Will you transcribe the entries that follow, exactly and in full?

[Stored entries]
——————————
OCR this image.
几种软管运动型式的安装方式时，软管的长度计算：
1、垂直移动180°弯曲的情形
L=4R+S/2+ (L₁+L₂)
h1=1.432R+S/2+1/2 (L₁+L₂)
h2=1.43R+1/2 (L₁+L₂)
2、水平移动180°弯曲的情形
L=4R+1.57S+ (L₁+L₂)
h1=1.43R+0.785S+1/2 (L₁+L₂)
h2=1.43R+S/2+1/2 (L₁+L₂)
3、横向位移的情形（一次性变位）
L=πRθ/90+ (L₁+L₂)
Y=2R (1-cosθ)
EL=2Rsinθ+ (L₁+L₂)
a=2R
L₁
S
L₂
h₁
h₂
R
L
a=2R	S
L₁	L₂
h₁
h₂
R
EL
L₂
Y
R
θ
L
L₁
——————————
*Solution to the problem*
OCR this image.
几种软管运动型式的安装方式时，软管的长度计算：
1、垂直移动180°弯曲的情形
L=4R+S/2+ (L₁+L₂)
h1=1.432R+S/2+1/2 (L₁+L₂)
h2=1.43R+1/2 (L₁+L₂)
2、水平移动180°弯曲的情形
L=4R+1.57S+ (L₁+L₂)
h1=1.43R+0.785S+1/2 (L₁+L₂)
h2=1.43R+S/2+1/2 (L₁+L₂)
3、横向位移的情形（一次性变位）
L=πRθ/90+ (L₁+L₂)
Y=2R (1-cosθ)
EL=2Rsinθ+ (L₁+L₂)
a=2R
L₁
S
L₂
h₁
h₂
R
L
a=2R	S
L₁	L₂
h₁
h₂
R
EL
L₂
Y
R
θ
L
L₁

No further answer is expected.